YOUR GOAL: Check each line of the records below for the string "this", then state how many lines contain it, with no other output.

START ITEMS

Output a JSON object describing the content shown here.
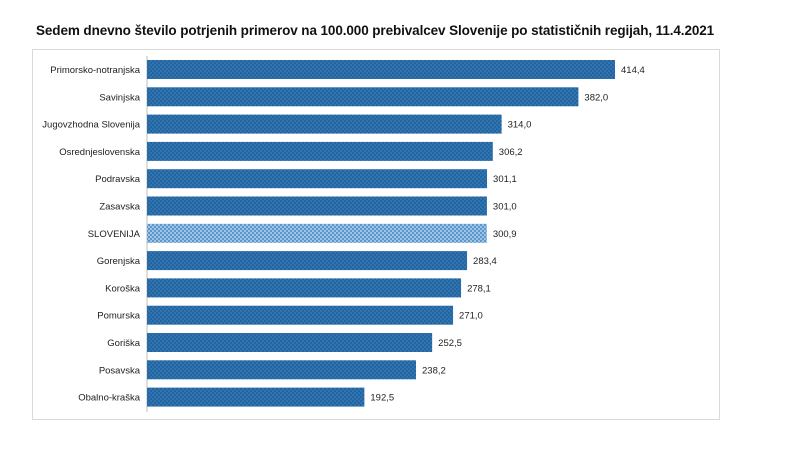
{
  "chart_data": {
    "type": "bar",
    "orientation": "horizontal",
    "title": "Sedem dnevno število potrjenih primerov na 100.000  prebivalcev Slovenije po statističnih regijah, 11.4.2021",
    "categories": [
      "Primorsko-notranjska",
      "Savinjska",
      "Jugovzhodna Slovenija",
      "Osrednjeslovenska",
      "Podravska",
      "Zasavska",
      "SLOVENIJA",
      "Gorenjska",
      "Koroška",
      "Pomurska",
      "Goriška",
      "Posavska",
      "Obalno-kraška"
    ],
    "values": [
      414.4,
      382.0,
      314.0,
      306.2,
      301.1,
      301.0,
      300.9,
      283.4,
      278.1,
      271.0,
      252.5,
      238.2,
      192.5
    ],
    "value_labels": [
      "414,4",
      "382,0",
      "314,0",
      "306,2",
      "301,1",
      "301,0",
      "300,9",
      "283,4",
      "278,1",
      "271,0",
      "252,5",
      "238,2",
      "192,5"
    ],
    "highlight_category": "SLOVENIJA",
    "xlim": [
      0,
      460
    ],
    "grid": false,
    "legend": "none",
    "colors": {
      "bar": "#2e75b6",
      "bar_dots": "#1f4e79",
      "highlight": "#9dc3e6",
      "highlight_dots": "#2e75b6"
    }
  }
}
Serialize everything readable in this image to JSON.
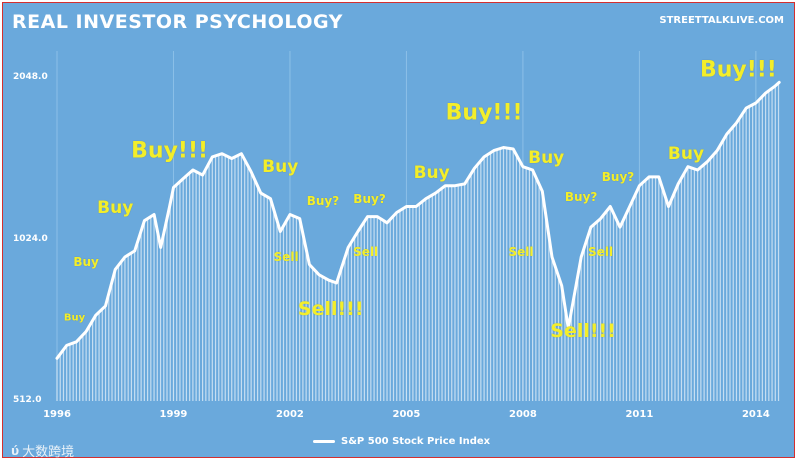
{
  "header": {
    "title": "REAL INVESTOR PSYCHOLOGY",
    "source": "STREETTALKLIVE.COM"
  },
  "watermark": {
    "logo_text": "ύ",
    "text": "大数跨境"
  },
  "chart_data": {
    "type": "area",
    "scale": "log",
    "ylim": [
      512,
      2300
    ],
    "xlim": [
      1996,
      2014.75
    ],
    "y_ticks": [
      {
        "value": 512,
        "label": "512.0"
      },
      {
        "value": 1024,
        "label": "1024.0"
      },
      {
        "value": 2048,
        "label": "2048.0"
      }
    ],
    "x_ticks": [
      {
        "value": 1996,
        "label": "1996"
      },
      {
        "value": 1999,
        "label": "1999"
      },
      {
        "value": 2002,
        "label": "2002"
      },
      {
        "value": 2005,
        "label": "2005"
      },
      {
        "value": 2008,
        "label": "2008"
      },
      {
        "value": 2011,
        "label": "2011"
      },
      {
        "value": 2014,
        "label": "2014"
      }
    ],
    "grid": true,
    "legend_position": "bottom",
    "series": [
      {
        "name": "S&P 500 Stock Price Index",
        "color": "#ffffff",
        "points": [
          [
            1996.0,
            615
          ],
          [
            1996.25,
            650
          ],
          [
            1996.5,
            660
          ],
          [
            1996.75,
            690
          ],
          [
            1997.0,
            740
          ],
          [
            1997.25,
            770
          ],
          [
            1997.5,
            900
          ],
          [
            1997.75,
            950
          ],
          [
            1998.0,
            975
          ],
          [
            1998.25,
            1110
          ],
          [
            1998.5,
            1140
          ],
          [
            1998.67,
            990
          ],
          [
            1998.9,
            1180
          ],
          [
            1999.0,
            1280
          ],
          [
            1999.25,
            1330
          ],
          [
            1999.5,
            1380
          ],
          [
            1999.75,
            1350
          ],
          [
            2000.0,
            1460
          ],
          [
            2000.25,
            1480
          ],
          [
            2000.5,
            1450
          ],
          [
            2000.75,
            1480
          ],
          [
            2001.0,
            1370
          ],
          [
            2001.25,
            1250
          ],
          [
            2001.5,
            1220
          ],
          [
            2001.75,
            1060
          ],
          [
            2002.0,
            1140
          ],
          [
            2002.25,
            1120
          ],
          [
            2002.5,
            920
          ],
          [
            2002.75,
            880
          ],
          [
            2003.0,
            860
          ],
          [
            2003.2,
            850
          ],
          [
            2003.5,
            990
          ],
          [
            2003.75,
            1060
          ],
          [
            2004.0,
            1130
          ],
          [
            2004.25,
            1130
          ],
          [
            2004.5,
            1100
          ],
          [
            2004.75,
            1150
          ],
          [
            2005.0,
            1180
          ],
          [
            2005.25,
            1180
          ],
          [
            2005.5,
            1220
          ],
          [
            2005.75,
            1250
          ],
          [
            2006.0,
            1290
          ],
          [
            2006.25,
            1290
          ],
          [
            2006.5,
            1300
          ],
          [
            2006.75,
            1390
          ],
          [
            2007.0,
            1460
          ],
          [
            2007.25,
            1500
          ],
          [
            2007.5,
            1520
          ],
          [
            2007.75,
            1510
          ],
          [
            2008.0,
            1400
          ],
          [
            2008.25,
            1380
          ],
          [
            2008.5,
            1260
          ],
          [
            2008.75,
            950
          ],
          [
            2009.0,
            840
          ],
          [
            2009.17,
            700
          ],
          [
            2009.5,
            950
          ],
          [
            2009.75,
            1080
          ],
          [
            2010.0,
            1120
          ],
          [
            2010.25,
            1180
          ],
          [
            2010.5,
            1080
          ],
          [
            2010.75,
            1180
          ],
          [
            2011.0,
            1290
          ],
          [
            2011.25,
            1340
          ],
          [
            2011.5,
            1340
          ],
          [
            2011.75,
            1180
          ],
          [
            2012.0,
            1300
          ],
          [
            2012.25,
            1400
          ],
          [
            2012.5,
            1380
          ],
          [
            2012.75,
            1430
          ],
          [
            2013.0,
            1500
          ],
          [
            2013.25,
            1610
          ],
          [
            2013.5,
            1690
          ],
          [
            2013.75,
            1800
          ],
          [
            2014.0,
            1840
          ],
          [
            2014.25,
            1920
          ],
          [
            2014.5,
            1980
          ],
          [
            2014.6,
            2010
          ]
        ]
      }
    ],
    "annotations": [
      {
        "text": "Buy",
        "x": 1996.45,
        "y": 730,
        "size": 10
      },
      {
        "text": "Buy",
        "x": 1996.75,
        "y": 930,
        "size": 12
      },
      {
        "text": "Buy",
        "x": 1997.5,
        "y": 1170,
        "size": 17
      },
      {
        "text": "Buy!!!",
        "x": 1998.9,
        "y": 1500,
        "size": 22
      },
      {
        "text": "Buy",
        "x": 2001.75,
        "y": 1400,
        "size": 17
      },
      {
        "text": "Sell",
        "x": 2001.9,
        "y": 950,
        "size": 12
      },
      {
        "text": "Buy?",
        "x": 2002.85,
        "y": 1210,
        "size": 12
      },
      {
        "text": "Sell!!!",
        "x": 2003.05,
        "y": 760,
        "size": 19
      },
      {
        "text": "Buy?",
        "x": 2004.05,
        "y": 1220,
        "size": 12
      },
      {
        "text": "Sell",
        "x": 2003.95,
        "y": 970,
        "size": 12
      },
      {
        "text": "Buy",
        "x": 2005.65,
        "y": 1360,
        "size": 17
      },
      {
        "text": "Buy!!!",
        "x": 2007.0,
        "y": 1760,
        "size": 22
      },
      {
        "text": "Buy",
        "x": 2008.6,
        "y": 1450,
        "size": 17
      },
      {
        "text": "Sell",
        "x": 2007.95,
        "y": 970,
        "size": 12
      },
      {
        "text": "Buy?",
        "x": 2009.5,
        "y": 1230,
        "size": 12
      },
      {
        "text": "Sell!!!",
        "x": 2009.55,
        "y": 690,
        "size": 19
      },
      {
        "text": "Sell",
        "x": 2010.0,
        "y": 970,
        "size": 12
      },
      {
        "text": "Buy?",
        "x": 2010.45,
        "y": 1340,
        "size": 12
      },
      {
        "text": "Buy",
        "x": 2012.2,
        "y": 1480,
        "size": 17
      },
      {
        "text": "Buy!!!",
        "x": 2013.55,
        "y": 2120,
        "size": 22
      }
    ]
  }
}
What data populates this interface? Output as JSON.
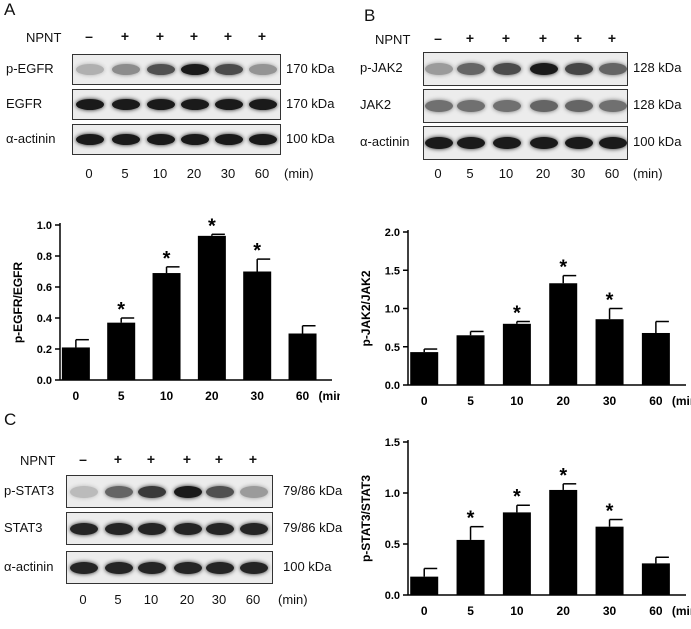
{
  "panels": {
    "A": {
      "letter": "A",
      "treatment_label": "NPNT",
      "signs": [
        "–",
        "+",
        "+",
        "+",
        "+",
        "+"
      ],
      "rows": [
        {
          "label": "p-EGFR",
          "kda": "170 kDa",
          "intensities": [
            0.25,
            0.42,
            0.7,
            0.95,
            0.72,
            0.38
          ]
        },
        {
          "label": "EGFR",
          "kda": "170 kDa",
          "intensities": [
            0.95,
            0.95,
            0.95,
            0.95,
            0.95,
            0.95
          ]
        },
        {
          "label": "α-actinin",
          "kda": "100  kDa",
          "intensities": [
            0.95,
            0.95,
            0.95,
            0.95,
            0.95,
            0.95
          ]
        }
      ],
      "times": [
        "0",
        "5",
        "10",
        "20",
        "30",
        "60"
      ],
      "time_unit": "(min)"
    },
    "B": {
      "letter": "B",
      "treatment_label": "NPNT",
      "signs": [
        "–",
        "+",
        "+",
        "+",
        "+",
        "+"
      ],
      "rows": [
        {
          "label": "p-JAK2",
          "kda": "128 kDa",
          "intensities": [
            0.35,
            0.6,
            0.72,
            0.95,
            0.75,
            0.6
          ]
        },
        {
          "label": "JAK2",
          "kda": "128 kDa",
          "intensities": [
            0.55,
            0.55,
            0.55,
            0.6,
            0.6,
            0.55
          ]
        },
        {
          "label": "α-actinin",
          "kda": "100 kDa",
          "intensities": [
            0.95,
            0.95,
            0.95,
            0.95,
            0.95,
            0.95
          ]
        }
      ],
      "times": [
        "0",
        "5",
        "10",
        "20",
        "30",
        "60"
      ],
      "time_unit": "(min)"
    },
    "C": {
      "letter": "C",
      "treatment_label": "NPNT",
      "signs": [
        "–",
        "+",
        "+",
        "+",
        "+",
        "+"
      ],
      "rows": [
        {
          "label": "p-STAT3",
          "kda": "79/86 kDa",
          "intensities": [
            0.2,
            0.6,
            0.8,
            0.95,
            0.7,
            0.35
          ]
        },
        {
          "label": "STAT3",
          "kda": "79/86 kDa",
          "intensities": [
            0.9,
            0.9,
            0.9,
            0.9,
            0.9,
            0.9
          ]
        },
        {
          "label": "α-actinin",
          "kda": "100 kDa",
          "intensities": [
            0.9,
            0.9,
            0.9,
            0.9,
            0.9,
            0.9
          ]
        }
      ],
      "times": [
        "0",
        "5",
        "10",
        "20",
        "30",
        "60"
      ],
      "time_unit": "(min)"
    }
  },
  "chart_data": [
    {
      "type": "bar",
      "ylabel": "p-EGFR/EGFR",
      "xlabel": "(min)",
      "categories": [
        "0",
        "5",
        "10",
        "20",
        "30",
        "60"
      ],
      "values": [
        0.21,
        0.37,
        0.69,
        0.93,
        0.7,
        0.3
      ],
      "errors": [
        0.05,
        0.03,
        0.04,
        0.01,
        0.08,
        0.05
      ],
      "significant": [
        false,
        true,
        true,
        true,
        true,
        false
      ],
      "star": "*",
      "ylim": [
        0,
        1.0
      ],
      "yticks": [
        "0.0",
        "0.2",
        "0.4",
        "0.6",
        "0.8",
        "1.0"
      ],
      "ytick_values": [
        0,
        0.2,
        0.4,
        0.6,
        0.8,
        1.0
      ]
    },
    {
      "type": "bar",
      "ylabel": "p-JAK2/JAK2",
      "xlabel": "(min)",
      "categories": [
        "0",
        "5",
        "10",
        "20",
        "30",
        "60"
      ],
      "values": [
        0.43,
        0.65,
        0.8,
        1.33,
        0.86,
        0.68
      ],
      "errors": [
        0.04,
        0.05,
        0.03,
        0.1,
        0.14,
        0.15
      ],
      "significant": [
        false,
        false,
        true,
        true,
        true,
        false
      ],
      "star": "*",
      "ylim": [
        0,
        2.0
      ],
      "yticks": [
        "0.0",
        "0.5",
        "1.0",
        "1.5",
        "2.0"
      ],
      "ytick_values": [
        0,
        0.5,
        1.0,
        1.5,
        2.0
      ]
    },
    {
      "type": "bar",
      "ylabel": "p-STAT3/STAT3",
      "xlabel": "(min)",
      "categories": [
        "0",
        "5",
        "10",
        "20",
        "30",
        "60"
      ],
      "values": [
        0.18,
        0.54,
        0.81,
        1.03,
        0.67,
        0.31
      ],
      "errors": [
        0.08,
        0.13,
        0.07,
        0.06,
        0.07,
        0.06
      ],
      "significant": [
        false,
        true,
        true,
        true,
        true,
        false
      ],
      "star": "*",
      "ylim": [
        0,
        1.5
      ],
      "yticks": [
        "0.0",
        "0.5",
        "1.0",
        "1.5"
      ],
      "ytick_values": [
        0,
        0.5,
        1.0,
        1.5
      ]
    }
  ]
}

END ITEMS

THE COMPLETED TASK: 2